# Extracted information start

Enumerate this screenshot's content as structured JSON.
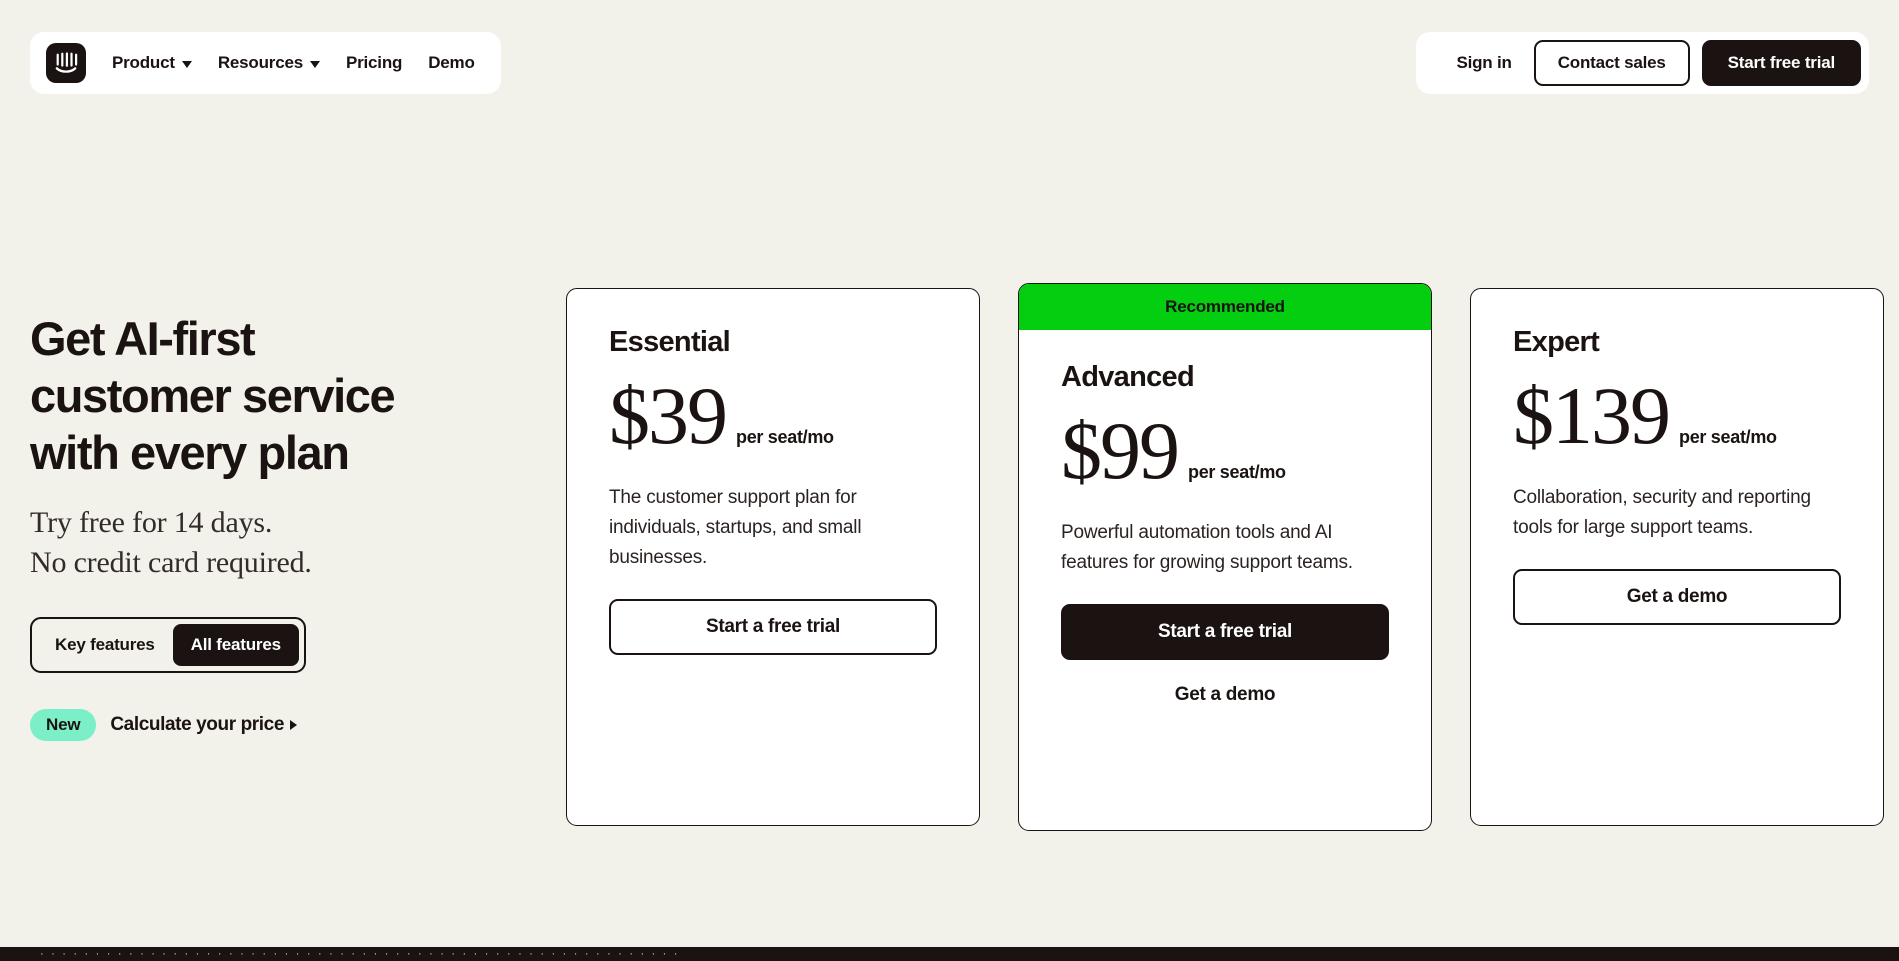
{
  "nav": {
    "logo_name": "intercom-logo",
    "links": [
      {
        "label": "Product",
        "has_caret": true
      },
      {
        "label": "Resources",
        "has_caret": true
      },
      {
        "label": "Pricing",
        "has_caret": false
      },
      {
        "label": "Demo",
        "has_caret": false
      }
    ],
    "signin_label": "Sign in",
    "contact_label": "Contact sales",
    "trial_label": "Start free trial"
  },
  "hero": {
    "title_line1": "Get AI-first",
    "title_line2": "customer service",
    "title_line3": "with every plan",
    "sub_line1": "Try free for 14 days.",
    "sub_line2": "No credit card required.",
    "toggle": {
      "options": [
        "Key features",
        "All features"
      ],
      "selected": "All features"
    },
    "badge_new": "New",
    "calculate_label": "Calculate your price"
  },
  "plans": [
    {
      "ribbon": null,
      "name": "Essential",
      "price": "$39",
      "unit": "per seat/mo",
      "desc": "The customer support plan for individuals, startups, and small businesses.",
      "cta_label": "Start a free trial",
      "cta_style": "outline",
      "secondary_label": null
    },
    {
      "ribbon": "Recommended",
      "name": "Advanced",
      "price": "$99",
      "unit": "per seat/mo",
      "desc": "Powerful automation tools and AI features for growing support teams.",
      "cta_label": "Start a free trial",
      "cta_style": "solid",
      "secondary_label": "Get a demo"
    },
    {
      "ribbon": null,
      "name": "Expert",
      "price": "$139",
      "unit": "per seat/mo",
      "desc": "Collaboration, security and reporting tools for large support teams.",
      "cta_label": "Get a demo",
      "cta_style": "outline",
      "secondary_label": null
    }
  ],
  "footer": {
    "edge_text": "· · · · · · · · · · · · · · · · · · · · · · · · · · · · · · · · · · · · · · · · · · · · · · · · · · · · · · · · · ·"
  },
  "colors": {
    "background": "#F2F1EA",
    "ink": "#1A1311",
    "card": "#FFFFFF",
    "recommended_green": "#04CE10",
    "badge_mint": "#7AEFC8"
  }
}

# Extracted information end
# Extracted information start

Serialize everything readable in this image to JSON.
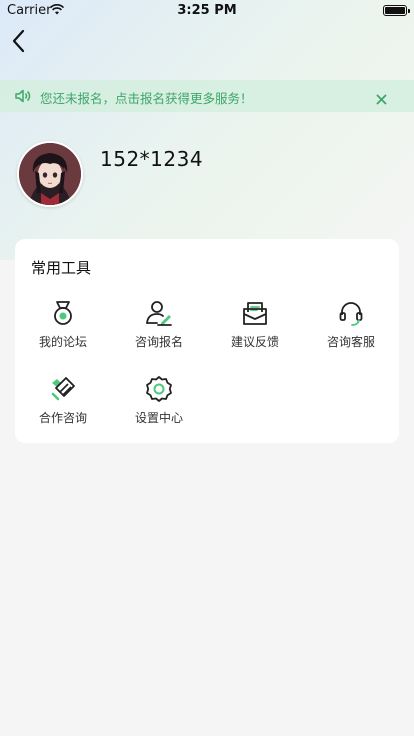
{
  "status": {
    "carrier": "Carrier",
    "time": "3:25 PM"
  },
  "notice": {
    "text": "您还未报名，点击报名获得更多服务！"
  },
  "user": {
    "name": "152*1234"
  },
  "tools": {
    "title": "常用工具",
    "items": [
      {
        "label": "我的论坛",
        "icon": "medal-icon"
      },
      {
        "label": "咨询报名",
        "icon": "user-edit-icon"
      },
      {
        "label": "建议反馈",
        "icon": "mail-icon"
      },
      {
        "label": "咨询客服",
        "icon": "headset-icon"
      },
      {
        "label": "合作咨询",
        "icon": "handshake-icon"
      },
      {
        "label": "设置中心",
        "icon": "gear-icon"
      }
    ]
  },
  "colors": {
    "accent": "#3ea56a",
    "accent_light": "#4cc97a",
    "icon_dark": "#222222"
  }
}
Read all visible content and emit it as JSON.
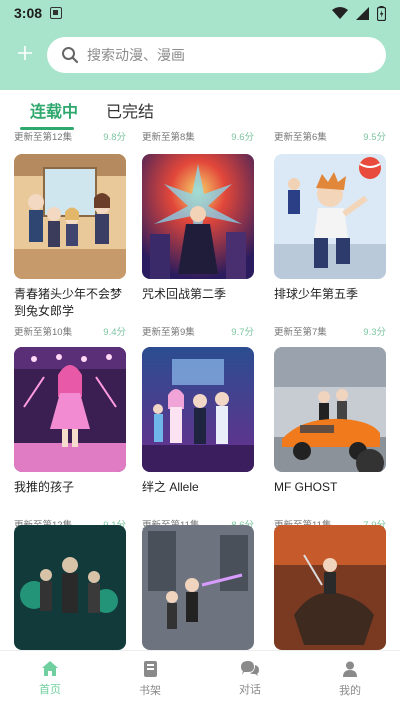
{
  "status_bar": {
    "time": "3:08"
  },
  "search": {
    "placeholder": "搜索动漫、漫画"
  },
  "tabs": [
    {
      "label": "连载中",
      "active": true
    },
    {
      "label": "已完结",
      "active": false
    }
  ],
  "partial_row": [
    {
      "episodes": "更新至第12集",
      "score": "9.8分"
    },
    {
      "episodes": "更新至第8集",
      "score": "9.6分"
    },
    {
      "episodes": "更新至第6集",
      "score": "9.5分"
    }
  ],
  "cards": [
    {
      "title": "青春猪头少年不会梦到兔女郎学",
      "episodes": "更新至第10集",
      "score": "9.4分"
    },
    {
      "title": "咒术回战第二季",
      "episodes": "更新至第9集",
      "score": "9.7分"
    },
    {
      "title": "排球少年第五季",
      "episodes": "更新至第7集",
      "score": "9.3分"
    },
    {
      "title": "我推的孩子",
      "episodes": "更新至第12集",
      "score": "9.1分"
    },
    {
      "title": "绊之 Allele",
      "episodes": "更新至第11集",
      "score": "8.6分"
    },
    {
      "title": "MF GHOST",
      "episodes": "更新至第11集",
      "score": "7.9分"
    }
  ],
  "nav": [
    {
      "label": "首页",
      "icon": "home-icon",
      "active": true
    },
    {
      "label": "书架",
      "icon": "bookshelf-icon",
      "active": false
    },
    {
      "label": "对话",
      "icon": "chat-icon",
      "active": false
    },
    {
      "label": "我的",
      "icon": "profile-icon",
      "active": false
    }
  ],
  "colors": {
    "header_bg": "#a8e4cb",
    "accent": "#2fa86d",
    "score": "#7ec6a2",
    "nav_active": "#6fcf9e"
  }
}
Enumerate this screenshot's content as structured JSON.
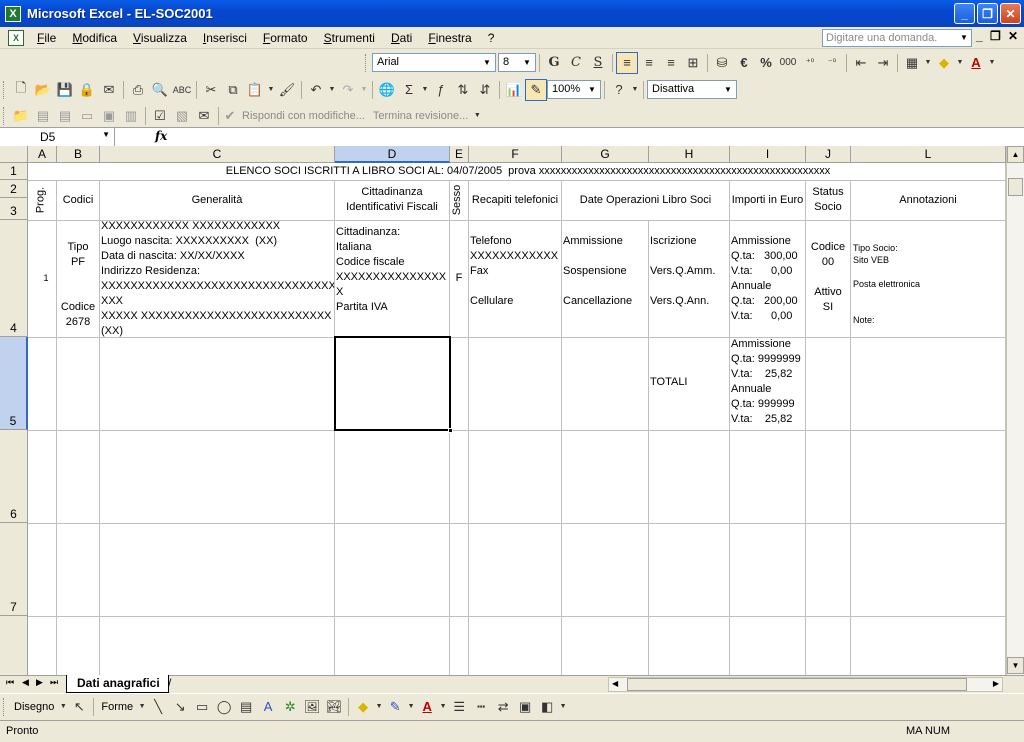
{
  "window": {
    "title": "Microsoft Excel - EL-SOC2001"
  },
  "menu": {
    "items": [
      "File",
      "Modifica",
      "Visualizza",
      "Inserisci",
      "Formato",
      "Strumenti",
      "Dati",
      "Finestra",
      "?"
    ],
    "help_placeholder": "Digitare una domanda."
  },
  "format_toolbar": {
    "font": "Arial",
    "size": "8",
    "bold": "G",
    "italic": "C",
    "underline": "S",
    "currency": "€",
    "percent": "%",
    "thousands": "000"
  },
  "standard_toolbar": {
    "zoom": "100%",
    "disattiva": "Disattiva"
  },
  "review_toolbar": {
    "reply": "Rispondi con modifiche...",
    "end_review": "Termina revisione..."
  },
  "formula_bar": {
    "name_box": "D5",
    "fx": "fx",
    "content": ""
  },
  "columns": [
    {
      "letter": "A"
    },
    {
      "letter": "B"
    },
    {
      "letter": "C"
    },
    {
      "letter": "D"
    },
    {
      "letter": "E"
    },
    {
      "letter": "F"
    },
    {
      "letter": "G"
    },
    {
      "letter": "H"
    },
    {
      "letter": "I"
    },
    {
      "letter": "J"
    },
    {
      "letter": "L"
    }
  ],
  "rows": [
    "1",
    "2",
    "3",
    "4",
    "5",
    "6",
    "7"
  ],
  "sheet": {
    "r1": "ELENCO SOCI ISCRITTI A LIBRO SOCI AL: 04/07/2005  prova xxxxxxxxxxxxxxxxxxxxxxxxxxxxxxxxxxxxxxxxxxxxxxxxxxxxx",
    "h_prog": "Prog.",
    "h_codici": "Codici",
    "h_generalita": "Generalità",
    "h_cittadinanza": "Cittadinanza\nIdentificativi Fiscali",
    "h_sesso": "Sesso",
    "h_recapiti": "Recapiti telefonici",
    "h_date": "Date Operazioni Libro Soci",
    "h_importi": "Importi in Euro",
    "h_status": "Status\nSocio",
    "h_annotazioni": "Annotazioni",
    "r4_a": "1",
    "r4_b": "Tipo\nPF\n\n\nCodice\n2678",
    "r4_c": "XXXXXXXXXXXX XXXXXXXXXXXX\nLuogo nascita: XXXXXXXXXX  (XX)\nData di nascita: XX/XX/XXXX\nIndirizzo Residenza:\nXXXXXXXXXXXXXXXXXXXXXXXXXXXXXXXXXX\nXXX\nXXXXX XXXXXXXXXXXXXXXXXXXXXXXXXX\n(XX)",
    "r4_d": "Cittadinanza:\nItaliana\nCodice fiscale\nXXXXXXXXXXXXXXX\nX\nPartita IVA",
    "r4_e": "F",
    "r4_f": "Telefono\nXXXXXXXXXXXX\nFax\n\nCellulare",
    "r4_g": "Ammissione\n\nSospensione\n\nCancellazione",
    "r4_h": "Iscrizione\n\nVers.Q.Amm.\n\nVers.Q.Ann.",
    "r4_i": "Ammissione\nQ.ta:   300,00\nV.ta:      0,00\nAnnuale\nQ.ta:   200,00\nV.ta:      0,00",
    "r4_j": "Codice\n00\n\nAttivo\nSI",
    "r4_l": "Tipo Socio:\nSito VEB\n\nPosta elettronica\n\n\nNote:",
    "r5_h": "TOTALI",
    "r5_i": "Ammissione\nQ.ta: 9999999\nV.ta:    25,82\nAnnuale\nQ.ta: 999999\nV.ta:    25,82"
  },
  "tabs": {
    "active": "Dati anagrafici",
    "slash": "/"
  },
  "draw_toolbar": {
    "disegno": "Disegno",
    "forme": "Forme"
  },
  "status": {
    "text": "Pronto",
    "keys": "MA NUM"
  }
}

# Extracted information end

Objective>
Return every line from the records above that holds the word "tools".

Solution to this problem>
      "desc": "Powerful automation tools and AI features for growing support teams.",
      "desc": "Collaboration, security and reporting tools for large support teams.",
  "tools": {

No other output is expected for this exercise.